*** Opening Provided passage ***
Skip to main content

An Essay in Autobiography by Boris Pasternak: book review


An Essay in Autobiography (1959) - now called I Remember: Sketch for an Autobiography - is Pasternak’s brief reflection of fifty years of his life to the 1930s—his poetic years. The six short chapters are an account of his “preparatory steps” that lead to his famous 1957 novel Doctor Zhivago (and stunning 1965 film).

Born in 1890 in Moscow to father Leonid, a gifted artist, and mother Rosa Kaufman, a concert pianist, music was his destiny since the age of 12 when composer Alexander Scriabin lived next door to the country house his parents rented one summer holiday. For the next six years, it consumed him, but no one knew of his inner torment: “I played wretchedly” and “I lacked perfect pitch.” He made a clean and total break with music to pursue poetry.


Pasternak’s earliest memory of poetry was at 15 when he was read Alexander Blok. Each of Blok’s poems contained “a piece of news” with the quickness of observations, as well as “adjectives without a noun, predicates without a subject, alarm, excitement, hide-and-seeks, abruptness” and perceptiveness. After a school trip to Berlin at the age of 16, where it was unusual, different from Moscow, and without restrictions, he soon turned to the German poet, Rainer Rilke.  A year later, after an increase in publishers in Moscow, he formed a kinship circle of poets called “Serdarda” (“none of us knew what this meant”).

At university he began to write poetry every day. Exempt from military duty due to a childhood riding accident which left him with one leg shorter than the other, he tutored, translated texts, and continued to write. When he wrote for a local magazine, The Contemporary, one of his pieces was subjected to an unknown editor. Pasternak complained to the Board of the magazine, dramatist Maxim Gorky. Years later he discovered he had complained to Gorky about Gorky’s edits!

He writes predominantly of his poet friends, their early deaths and suicides, the funeral of Leo Tolstoy, of artists he admired, and of heated clashes of ideologies and writing styles with contemporary poets. The chapter, Three Shadows, tells of the death of three close friendships: two of them Georgian poets who died in their 30s. Paolo Yashvili, whom Pasternak regarded as “brilliant, polished, cultured, an amusing talker, European and good-looking” radiated talent. His poetry was “supremely creative … airy, spacious, and full of breadth and movement.” In contrast Titsian Tabidze was rich in intuition, but withdrawn and “a reserved and complicated soul.” In 1937 Tabidze was expelled from the Union of Georgian Writers, arrested, allegedly tortured in prison, and executed two months later. Yashvili, devastated, shot himself with a hunting gun in the Writers’ Union. Pasternak was clearly disturbed by the death of his close friend, who he spent time with in Tbilisi, Georgia, for this is his last chapter.
*** Closing Provided passage ***
*** Opening Input data ***
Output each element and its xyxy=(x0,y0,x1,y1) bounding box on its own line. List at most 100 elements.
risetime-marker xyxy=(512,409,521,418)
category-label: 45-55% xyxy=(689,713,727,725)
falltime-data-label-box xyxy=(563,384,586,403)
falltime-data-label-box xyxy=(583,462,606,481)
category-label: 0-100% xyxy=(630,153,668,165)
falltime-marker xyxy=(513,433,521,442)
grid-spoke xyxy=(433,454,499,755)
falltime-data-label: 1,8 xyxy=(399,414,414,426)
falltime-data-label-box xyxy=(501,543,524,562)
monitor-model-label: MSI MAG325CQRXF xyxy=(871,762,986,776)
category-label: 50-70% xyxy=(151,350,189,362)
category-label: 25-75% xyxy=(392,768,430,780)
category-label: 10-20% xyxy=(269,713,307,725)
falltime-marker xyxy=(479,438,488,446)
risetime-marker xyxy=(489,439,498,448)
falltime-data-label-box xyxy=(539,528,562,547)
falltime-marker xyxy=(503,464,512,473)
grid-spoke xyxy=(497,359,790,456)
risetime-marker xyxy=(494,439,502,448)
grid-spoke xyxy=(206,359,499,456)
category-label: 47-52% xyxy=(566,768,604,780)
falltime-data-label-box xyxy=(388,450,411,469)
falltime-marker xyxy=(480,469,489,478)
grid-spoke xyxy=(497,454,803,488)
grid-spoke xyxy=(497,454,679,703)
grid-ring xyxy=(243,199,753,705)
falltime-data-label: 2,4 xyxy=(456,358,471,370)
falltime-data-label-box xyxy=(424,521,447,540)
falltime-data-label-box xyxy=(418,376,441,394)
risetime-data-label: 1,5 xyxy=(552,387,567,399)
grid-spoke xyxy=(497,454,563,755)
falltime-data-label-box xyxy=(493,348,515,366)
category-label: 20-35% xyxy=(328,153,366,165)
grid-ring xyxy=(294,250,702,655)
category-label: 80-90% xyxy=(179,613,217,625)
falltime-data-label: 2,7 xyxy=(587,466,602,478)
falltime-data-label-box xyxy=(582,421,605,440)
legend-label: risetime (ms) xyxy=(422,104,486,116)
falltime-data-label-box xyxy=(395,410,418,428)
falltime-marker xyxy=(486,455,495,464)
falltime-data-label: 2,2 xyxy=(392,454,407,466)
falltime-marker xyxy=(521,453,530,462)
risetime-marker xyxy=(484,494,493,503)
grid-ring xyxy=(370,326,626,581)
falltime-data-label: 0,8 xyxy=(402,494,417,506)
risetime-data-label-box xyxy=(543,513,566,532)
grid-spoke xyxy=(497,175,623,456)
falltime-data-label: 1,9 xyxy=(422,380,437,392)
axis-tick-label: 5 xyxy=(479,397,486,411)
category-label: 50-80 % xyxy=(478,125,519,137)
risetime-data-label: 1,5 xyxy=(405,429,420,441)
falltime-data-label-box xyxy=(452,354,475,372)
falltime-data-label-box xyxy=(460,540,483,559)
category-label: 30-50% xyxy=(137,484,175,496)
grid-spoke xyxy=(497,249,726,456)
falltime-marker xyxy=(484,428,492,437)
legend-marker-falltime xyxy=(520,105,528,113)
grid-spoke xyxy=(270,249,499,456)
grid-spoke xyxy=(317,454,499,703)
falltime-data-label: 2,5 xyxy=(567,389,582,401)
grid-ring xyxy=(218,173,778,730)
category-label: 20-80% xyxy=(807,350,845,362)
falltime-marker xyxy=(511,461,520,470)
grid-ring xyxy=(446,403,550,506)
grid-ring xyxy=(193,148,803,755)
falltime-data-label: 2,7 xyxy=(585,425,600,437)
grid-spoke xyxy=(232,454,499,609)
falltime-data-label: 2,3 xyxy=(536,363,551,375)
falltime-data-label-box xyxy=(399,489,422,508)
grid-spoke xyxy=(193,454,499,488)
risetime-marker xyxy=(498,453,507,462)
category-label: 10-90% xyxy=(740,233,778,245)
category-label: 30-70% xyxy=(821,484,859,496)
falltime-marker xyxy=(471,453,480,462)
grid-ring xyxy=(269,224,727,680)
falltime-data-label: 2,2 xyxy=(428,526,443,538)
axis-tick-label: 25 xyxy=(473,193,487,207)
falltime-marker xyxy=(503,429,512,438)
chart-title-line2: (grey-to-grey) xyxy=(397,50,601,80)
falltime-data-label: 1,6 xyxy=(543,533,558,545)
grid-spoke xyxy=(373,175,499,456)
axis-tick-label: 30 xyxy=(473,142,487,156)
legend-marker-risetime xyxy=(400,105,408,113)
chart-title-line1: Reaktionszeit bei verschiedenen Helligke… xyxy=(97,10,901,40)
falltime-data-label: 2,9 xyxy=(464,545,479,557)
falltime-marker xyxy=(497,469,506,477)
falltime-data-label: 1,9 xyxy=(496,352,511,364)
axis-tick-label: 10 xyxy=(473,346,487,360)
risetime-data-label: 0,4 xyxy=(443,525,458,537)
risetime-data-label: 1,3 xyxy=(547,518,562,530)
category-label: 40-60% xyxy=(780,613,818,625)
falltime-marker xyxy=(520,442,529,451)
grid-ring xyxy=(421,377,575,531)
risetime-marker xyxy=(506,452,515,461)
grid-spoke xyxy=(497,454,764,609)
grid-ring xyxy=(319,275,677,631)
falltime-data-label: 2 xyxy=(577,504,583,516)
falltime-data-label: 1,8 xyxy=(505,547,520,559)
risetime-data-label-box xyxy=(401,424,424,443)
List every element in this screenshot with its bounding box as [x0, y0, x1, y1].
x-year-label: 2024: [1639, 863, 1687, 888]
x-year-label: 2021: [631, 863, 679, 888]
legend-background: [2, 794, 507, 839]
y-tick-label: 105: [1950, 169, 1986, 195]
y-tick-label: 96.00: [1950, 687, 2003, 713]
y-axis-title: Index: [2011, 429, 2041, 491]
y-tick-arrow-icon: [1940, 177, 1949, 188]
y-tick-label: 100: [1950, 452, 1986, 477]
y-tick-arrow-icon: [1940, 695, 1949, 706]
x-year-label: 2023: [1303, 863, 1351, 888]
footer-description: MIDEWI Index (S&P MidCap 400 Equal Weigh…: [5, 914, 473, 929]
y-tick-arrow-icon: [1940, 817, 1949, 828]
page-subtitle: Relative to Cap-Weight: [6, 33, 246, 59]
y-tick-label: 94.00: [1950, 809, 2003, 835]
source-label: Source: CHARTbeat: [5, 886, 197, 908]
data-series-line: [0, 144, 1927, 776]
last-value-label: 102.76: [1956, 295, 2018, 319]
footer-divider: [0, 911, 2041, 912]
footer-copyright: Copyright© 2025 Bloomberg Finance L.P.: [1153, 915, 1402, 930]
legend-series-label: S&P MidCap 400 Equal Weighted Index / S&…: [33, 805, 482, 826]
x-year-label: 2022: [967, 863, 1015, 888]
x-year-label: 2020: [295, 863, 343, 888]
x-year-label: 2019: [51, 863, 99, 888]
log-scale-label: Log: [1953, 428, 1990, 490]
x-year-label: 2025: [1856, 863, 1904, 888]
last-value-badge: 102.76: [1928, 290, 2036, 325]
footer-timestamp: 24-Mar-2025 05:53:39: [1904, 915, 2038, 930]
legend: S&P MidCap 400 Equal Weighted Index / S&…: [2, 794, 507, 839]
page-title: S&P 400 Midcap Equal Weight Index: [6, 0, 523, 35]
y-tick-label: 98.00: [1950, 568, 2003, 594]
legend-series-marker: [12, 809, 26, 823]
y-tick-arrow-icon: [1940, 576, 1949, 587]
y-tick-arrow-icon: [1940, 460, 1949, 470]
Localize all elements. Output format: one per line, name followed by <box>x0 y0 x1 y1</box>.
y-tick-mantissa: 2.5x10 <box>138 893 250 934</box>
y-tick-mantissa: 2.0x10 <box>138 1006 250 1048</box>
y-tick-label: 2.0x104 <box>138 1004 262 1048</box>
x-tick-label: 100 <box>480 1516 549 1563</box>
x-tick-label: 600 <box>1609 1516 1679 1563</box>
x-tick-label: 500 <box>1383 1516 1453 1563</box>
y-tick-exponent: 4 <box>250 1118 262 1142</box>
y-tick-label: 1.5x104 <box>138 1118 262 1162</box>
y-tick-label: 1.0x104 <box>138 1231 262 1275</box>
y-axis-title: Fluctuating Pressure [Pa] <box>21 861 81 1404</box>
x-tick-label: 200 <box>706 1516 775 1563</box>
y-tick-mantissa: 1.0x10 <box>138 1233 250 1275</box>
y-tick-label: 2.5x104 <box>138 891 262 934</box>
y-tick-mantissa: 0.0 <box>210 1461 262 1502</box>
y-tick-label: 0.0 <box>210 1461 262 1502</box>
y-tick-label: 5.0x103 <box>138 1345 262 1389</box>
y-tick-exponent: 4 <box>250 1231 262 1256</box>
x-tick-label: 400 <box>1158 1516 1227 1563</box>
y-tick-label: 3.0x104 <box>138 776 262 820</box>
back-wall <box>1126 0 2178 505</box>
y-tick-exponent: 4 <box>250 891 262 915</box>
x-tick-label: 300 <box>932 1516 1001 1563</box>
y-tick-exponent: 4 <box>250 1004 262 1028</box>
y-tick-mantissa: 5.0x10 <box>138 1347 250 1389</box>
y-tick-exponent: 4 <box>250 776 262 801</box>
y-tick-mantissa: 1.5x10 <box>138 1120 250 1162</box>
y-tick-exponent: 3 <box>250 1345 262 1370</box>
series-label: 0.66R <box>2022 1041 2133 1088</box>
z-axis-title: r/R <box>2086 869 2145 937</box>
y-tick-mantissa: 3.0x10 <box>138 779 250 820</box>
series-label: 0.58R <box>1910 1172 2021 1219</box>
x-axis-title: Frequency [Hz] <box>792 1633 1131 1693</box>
*** Closing Input data ***
Assignment -
Continue the book review of Pasternak's An Essay in Autobiography, starting right after its last sentence.

Written response -
Pasternak stops short. He does not mention the death of Joseph Stalin, the Secretary-General of the Communist Party, in 1953. He does not mention his prose work, except to discredit his work before the age of 50: “I dislike my style before 1940 … the disintegrating forms, the impoverished thought and the littered and uneven language of those days.” He does not mention his 1957 novel, Doctor Zhivago, except in one sentence: “I have just finished my chief and most important work, the only one of which I am not ashamed and for which I take full responsibility, a novel in prose with a section in verse, Doctor Zhivago.” Nor does he mention receiving the Nobel Prize for Literature in 1958 which he renounced due to national criticism (his choice at the time was to accept the prize in exile, or renounce and remain in Moscow).

An Essay in Autobiography is true to its title: it is a lengthy essay, a brief reflection of his life, an insight into his place in a poet’s circle, his poetic influences and his love of expression to find meaning in his world. He died of lung cancer in 1960, a year after its publication.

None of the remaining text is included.